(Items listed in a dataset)
--------
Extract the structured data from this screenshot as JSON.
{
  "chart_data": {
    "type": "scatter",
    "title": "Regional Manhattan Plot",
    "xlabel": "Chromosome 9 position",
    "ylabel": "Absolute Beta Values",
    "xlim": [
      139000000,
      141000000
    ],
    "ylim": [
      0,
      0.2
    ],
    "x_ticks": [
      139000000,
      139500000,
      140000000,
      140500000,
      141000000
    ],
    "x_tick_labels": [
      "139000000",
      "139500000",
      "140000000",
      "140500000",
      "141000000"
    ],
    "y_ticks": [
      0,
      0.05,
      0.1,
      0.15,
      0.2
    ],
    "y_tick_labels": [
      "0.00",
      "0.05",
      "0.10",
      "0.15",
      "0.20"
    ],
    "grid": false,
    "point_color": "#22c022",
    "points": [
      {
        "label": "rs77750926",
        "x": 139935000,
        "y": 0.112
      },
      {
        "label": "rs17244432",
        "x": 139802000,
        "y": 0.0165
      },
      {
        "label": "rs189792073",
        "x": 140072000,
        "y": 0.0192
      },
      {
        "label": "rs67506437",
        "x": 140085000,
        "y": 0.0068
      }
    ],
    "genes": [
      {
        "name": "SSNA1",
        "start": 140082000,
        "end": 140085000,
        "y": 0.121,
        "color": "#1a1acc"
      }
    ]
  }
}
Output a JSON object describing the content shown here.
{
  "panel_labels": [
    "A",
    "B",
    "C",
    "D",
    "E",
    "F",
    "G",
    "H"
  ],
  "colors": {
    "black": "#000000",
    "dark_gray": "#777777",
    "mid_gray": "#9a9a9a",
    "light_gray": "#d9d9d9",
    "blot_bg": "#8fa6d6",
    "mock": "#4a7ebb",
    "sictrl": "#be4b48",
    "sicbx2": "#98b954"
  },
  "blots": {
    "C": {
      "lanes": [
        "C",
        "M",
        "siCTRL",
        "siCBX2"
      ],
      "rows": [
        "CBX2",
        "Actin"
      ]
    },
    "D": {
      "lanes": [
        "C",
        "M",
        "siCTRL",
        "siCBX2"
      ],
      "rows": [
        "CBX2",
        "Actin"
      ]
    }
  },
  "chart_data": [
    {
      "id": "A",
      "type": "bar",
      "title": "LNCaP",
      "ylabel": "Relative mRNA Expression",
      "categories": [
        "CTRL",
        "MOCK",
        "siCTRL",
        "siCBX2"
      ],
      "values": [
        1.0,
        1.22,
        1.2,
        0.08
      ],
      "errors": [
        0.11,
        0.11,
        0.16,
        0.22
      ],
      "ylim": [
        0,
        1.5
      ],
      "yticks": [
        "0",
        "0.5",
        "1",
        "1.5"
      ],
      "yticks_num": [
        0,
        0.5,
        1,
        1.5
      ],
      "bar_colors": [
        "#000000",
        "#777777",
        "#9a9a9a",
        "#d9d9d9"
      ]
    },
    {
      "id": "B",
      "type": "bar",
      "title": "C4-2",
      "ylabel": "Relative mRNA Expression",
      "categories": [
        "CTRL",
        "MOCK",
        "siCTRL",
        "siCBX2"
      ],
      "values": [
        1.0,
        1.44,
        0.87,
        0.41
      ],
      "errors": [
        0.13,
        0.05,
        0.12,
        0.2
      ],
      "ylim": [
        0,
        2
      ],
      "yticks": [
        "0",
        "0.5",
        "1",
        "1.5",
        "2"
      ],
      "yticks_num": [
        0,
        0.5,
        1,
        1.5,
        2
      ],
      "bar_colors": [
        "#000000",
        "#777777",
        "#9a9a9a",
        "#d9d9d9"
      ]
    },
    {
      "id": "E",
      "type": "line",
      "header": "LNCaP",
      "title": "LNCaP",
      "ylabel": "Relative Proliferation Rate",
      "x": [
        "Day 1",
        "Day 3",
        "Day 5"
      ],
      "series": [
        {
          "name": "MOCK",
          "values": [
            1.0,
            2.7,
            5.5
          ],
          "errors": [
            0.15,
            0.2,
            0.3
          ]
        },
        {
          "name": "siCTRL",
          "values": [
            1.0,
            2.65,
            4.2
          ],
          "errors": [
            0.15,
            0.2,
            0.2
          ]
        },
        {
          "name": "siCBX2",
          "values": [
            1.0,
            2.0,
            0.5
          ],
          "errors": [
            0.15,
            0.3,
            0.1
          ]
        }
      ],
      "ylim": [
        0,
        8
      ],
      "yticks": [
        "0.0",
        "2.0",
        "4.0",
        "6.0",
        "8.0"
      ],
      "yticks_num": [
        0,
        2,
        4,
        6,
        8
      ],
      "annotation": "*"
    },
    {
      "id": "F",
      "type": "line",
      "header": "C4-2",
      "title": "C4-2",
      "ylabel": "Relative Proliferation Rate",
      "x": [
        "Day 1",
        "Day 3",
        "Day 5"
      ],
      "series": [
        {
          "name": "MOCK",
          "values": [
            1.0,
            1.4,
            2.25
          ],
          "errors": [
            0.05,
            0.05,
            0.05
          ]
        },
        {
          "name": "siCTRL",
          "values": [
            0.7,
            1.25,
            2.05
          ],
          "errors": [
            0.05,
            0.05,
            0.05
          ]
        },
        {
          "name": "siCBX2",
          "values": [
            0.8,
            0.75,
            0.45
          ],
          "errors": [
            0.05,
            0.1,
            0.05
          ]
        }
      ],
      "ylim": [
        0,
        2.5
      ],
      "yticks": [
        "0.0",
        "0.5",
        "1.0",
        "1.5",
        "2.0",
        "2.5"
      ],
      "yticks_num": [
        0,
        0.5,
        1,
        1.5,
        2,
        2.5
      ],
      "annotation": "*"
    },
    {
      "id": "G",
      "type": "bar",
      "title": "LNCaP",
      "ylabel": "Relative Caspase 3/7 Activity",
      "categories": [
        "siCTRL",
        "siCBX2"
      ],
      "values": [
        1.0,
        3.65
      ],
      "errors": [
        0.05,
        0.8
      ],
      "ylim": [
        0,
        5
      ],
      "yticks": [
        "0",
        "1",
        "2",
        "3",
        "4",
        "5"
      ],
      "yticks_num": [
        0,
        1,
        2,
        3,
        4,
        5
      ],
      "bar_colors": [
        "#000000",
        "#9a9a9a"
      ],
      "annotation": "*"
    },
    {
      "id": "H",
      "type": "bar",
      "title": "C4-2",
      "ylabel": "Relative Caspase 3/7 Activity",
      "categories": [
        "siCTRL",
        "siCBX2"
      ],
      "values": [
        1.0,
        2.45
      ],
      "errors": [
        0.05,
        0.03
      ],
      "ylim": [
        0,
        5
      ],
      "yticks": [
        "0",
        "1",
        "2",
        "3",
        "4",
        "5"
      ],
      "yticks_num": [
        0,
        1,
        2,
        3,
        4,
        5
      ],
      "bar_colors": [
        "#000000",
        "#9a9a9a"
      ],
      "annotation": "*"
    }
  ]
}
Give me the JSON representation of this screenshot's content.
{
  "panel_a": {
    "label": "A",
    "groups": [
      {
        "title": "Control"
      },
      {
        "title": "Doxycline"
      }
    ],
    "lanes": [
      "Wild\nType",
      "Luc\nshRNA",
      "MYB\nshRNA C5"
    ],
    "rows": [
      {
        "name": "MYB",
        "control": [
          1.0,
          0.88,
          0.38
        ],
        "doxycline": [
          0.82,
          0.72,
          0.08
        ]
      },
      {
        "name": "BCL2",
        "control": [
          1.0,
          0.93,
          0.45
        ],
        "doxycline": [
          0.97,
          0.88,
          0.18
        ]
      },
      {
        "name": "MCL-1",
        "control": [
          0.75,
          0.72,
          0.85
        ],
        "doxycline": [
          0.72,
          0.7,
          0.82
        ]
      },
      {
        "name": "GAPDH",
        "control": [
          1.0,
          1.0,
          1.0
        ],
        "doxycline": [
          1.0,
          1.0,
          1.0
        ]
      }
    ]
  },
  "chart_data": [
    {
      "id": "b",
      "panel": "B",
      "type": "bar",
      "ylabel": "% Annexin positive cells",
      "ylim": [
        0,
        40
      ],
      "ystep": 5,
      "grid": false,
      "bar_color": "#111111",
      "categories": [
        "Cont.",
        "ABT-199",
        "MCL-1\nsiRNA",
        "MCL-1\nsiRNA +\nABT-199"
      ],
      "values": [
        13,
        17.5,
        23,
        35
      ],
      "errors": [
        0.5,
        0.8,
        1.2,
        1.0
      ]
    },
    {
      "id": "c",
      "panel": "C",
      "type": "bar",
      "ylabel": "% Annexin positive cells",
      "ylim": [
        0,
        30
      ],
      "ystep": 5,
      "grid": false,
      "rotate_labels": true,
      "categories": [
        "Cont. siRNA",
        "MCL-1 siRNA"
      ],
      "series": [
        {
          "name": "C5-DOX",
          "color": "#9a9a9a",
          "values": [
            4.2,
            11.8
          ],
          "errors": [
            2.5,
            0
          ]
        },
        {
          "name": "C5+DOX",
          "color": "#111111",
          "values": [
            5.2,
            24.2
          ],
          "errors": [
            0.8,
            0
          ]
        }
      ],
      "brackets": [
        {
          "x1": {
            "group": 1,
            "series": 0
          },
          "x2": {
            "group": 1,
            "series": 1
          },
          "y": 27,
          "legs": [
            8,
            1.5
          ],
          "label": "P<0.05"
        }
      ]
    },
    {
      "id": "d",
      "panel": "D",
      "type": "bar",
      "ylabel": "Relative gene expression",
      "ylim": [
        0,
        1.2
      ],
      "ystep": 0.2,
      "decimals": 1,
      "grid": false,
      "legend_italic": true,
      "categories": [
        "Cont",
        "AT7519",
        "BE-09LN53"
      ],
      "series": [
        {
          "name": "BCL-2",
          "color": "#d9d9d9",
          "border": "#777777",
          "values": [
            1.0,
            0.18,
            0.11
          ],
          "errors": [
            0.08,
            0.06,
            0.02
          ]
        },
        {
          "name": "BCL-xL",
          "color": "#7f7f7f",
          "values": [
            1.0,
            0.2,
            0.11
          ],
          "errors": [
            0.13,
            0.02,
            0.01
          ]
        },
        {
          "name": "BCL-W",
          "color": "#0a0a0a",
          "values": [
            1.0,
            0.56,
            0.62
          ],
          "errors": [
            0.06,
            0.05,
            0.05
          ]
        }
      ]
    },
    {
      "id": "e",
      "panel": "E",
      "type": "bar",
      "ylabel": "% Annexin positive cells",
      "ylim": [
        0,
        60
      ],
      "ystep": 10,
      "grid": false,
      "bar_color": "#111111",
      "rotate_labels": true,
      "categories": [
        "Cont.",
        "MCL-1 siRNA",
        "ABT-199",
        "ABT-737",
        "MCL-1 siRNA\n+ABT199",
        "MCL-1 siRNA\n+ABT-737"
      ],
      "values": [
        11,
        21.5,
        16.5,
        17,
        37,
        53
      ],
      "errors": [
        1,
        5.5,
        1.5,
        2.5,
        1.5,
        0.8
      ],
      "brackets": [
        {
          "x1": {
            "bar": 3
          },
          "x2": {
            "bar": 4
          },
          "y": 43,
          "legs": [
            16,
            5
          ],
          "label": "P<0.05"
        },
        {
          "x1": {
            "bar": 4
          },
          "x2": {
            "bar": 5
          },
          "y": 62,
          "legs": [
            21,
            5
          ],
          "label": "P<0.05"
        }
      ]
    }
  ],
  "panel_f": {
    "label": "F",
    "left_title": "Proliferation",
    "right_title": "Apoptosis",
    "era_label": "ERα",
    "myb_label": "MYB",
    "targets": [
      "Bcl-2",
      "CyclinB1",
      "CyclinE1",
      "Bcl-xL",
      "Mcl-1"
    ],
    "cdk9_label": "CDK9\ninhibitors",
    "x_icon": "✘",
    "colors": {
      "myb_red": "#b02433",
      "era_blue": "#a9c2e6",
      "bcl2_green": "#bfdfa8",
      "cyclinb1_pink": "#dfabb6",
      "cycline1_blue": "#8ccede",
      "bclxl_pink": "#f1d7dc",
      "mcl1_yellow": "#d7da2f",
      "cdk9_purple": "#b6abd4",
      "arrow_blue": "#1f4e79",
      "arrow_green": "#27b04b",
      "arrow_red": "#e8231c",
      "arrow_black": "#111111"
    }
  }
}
--------
__Action item__:
If a line in the entries above holds the word "content", count it; then report the total alone.

__Response to this exercise__:
2